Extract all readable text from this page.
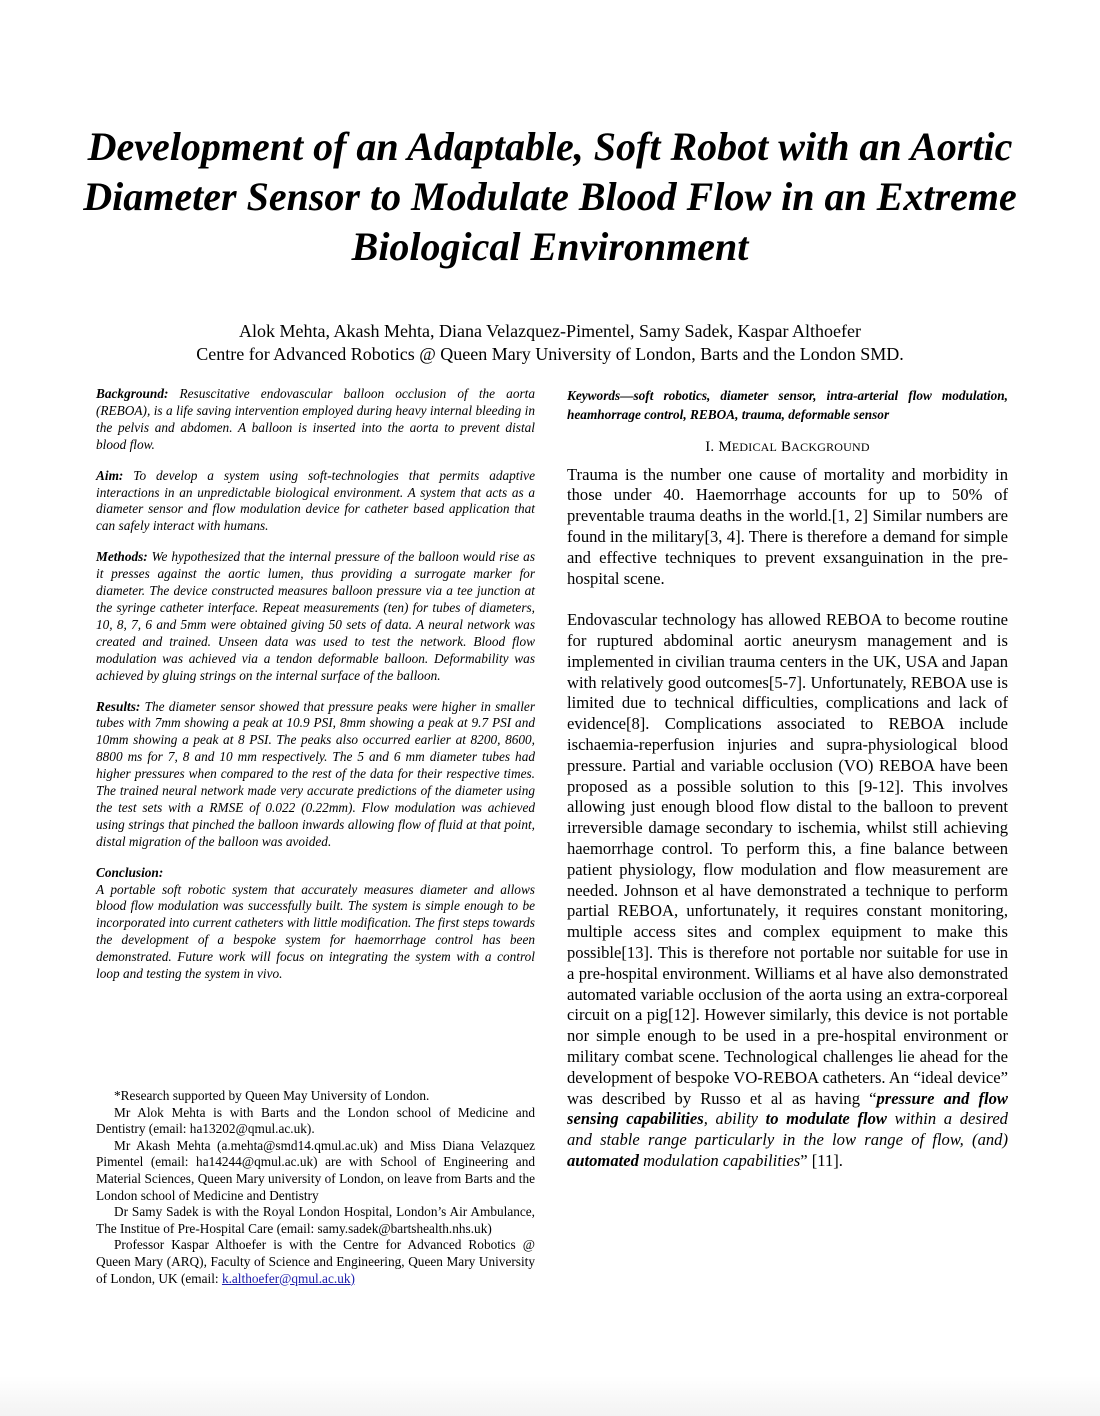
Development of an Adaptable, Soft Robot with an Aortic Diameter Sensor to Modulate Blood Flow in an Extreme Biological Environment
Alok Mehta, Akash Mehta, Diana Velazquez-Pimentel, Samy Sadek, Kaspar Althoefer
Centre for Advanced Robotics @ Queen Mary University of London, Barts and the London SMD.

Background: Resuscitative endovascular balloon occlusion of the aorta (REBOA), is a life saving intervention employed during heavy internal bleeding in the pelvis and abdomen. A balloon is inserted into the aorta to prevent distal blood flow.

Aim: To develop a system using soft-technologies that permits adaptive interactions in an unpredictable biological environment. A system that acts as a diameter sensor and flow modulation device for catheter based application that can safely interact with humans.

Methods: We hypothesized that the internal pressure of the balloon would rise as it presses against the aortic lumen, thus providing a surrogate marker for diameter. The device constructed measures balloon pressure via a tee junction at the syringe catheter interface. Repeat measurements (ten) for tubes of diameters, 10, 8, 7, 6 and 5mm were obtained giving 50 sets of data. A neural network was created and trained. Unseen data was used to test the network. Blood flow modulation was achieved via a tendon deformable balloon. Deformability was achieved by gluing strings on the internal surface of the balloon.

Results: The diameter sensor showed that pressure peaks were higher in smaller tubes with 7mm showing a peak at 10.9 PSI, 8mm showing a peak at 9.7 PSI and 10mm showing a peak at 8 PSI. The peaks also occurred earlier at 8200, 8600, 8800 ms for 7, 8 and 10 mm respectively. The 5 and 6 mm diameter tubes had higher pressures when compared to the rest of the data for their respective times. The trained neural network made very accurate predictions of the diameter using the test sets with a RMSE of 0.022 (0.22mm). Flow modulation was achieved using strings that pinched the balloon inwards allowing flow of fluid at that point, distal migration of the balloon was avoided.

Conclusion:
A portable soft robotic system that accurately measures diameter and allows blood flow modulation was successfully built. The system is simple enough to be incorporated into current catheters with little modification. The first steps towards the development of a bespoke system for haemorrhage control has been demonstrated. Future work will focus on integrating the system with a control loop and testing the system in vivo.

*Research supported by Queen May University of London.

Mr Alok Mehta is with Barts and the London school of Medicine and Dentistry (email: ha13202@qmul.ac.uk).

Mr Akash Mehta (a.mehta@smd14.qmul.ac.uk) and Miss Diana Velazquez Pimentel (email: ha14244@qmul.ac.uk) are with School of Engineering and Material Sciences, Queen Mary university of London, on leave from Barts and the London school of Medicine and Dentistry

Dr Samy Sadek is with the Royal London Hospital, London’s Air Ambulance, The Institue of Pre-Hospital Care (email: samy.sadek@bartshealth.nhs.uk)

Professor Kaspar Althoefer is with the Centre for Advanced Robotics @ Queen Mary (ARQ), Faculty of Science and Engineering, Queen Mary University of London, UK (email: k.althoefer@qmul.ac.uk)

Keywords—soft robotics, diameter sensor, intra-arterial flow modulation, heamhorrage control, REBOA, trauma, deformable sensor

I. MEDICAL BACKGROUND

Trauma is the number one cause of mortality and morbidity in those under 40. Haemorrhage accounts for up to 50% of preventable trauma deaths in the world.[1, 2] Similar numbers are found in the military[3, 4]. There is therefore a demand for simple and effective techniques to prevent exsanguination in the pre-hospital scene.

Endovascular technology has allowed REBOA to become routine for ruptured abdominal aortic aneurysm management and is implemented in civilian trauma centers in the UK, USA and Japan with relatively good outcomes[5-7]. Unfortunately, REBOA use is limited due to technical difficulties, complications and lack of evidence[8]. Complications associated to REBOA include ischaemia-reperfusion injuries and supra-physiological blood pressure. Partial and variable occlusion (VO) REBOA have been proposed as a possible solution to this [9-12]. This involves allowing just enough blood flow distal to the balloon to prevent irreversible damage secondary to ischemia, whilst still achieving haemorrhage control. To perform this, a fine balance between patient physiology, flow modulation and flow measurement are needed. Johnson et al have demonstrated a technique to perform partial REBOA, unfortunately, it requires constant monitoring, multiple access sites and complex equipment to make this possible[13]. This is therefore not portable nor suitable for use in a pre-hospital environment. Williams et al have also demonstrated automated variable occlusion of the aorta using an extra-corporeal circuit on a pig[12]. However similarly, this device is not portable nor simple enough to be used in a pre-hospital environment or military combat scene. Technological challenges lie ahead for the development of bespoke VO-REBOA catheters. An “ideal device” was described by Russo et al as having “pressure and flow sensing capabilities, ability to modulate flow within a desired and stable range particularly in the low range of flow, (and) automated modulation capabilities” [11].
————————
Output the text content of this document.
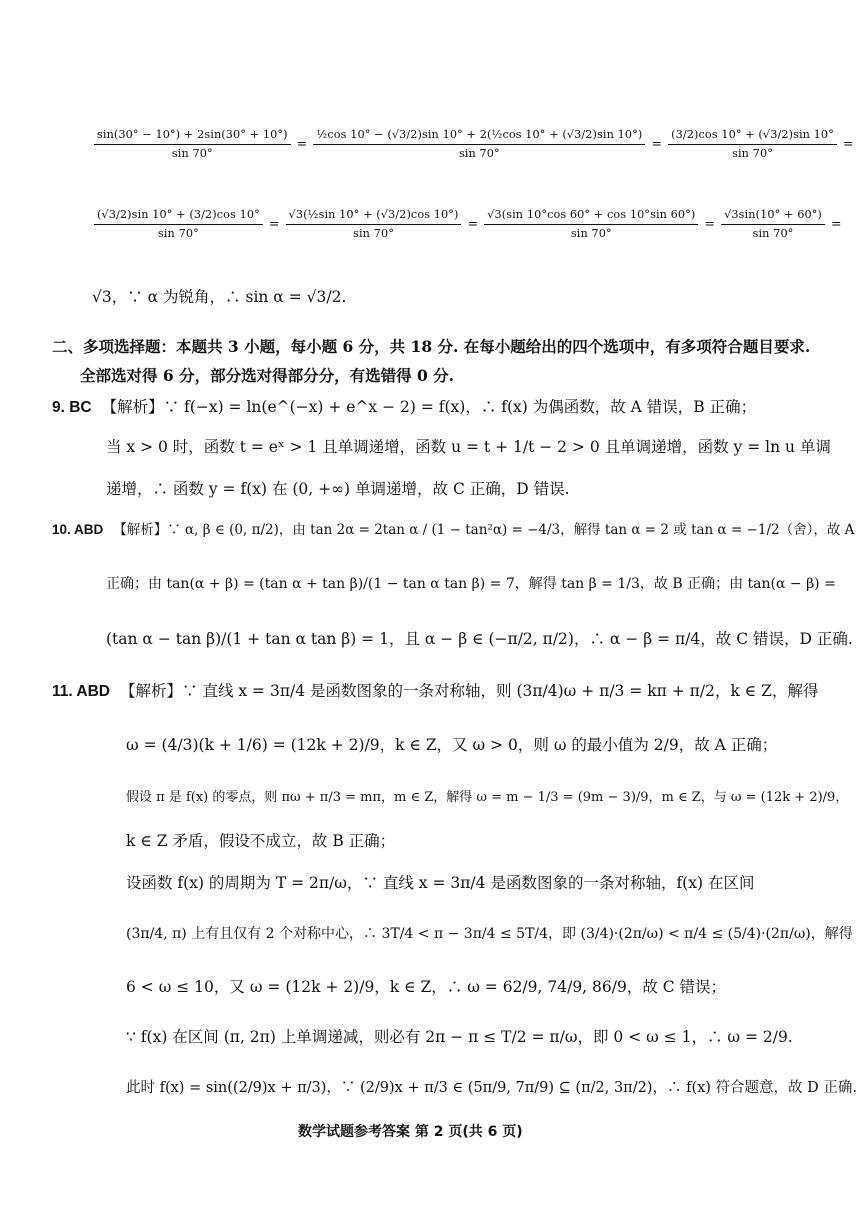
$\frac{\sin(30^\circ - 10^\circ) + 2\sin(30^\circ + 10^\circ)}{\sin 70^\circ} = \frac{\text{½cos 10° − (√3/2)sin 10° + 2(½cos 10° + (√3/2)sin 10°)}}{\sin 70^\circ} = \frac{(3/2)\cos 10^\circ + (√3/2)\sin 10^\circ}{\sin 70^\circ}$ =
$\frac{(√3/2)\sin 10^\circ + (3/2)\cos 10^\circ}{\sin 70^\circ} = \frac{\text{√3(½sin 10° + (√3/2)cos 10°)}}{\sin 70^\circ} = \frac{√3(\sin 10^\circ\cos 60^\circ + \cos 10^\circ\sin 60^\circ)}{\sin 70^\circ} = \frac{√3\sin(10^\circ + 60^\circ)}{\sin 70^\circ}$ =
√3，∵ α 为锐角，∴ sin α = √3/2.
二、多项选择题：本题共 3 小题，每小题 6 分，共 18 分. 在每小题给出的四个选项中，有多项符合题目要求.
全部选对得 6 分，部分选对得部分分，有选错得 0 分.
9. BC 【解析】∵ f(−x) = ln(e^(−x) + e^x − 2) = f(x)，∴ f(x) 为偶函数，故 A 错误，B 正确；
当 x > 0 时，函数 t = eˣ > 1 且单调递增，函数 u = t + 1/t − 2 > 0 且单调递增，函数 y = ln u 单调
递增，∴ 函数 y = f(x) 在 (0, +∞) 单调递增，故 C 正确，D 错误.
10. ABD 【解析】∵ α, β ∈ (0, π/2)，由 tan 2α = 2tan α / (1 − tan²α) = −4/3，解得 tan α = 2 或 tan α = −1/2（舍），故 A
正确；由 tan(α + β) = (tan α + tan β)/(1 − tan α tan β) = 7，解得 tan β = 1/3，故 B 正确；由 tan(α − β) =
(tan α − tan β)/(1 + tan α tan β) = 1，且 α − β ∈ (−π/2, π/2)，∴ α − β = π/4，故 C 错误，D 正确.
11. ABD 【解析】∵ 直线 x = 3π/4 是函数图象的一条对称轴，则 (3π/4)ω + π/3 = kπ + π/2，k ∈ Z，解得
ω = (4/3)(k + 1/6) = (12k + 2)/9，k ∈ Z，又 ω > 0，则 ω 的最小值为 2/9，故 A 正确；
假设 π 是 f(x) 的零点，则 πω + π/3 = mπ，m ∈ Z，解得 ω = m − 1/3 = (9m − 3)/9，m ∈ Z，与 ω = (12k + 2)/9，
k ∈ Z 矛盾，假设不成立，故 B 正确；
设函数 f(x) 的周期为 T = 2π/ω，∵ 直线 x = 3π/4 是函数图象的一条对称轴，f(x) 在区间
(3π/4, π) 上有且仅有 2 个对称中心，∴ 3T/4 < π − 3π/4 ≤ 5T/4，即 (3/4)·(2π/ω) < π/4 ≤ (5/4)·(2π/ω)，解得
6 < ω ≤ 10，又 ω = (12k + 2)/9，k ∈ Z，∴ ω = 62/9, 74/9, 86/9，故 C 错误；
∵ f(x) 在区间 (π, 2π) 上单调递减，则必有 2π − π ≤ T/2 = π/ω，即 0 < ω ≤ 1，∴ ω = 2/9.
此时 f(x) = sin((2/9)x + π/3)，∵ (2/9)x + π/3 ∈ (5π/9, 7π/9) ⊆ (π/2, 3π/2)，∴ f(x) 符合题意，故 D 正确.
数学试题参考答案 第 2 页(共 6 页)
————————
● **Your goal**: Tell how many lines include "是函数图象的一条对称轴". The number is the whole answer.

● **Problem solution**: 2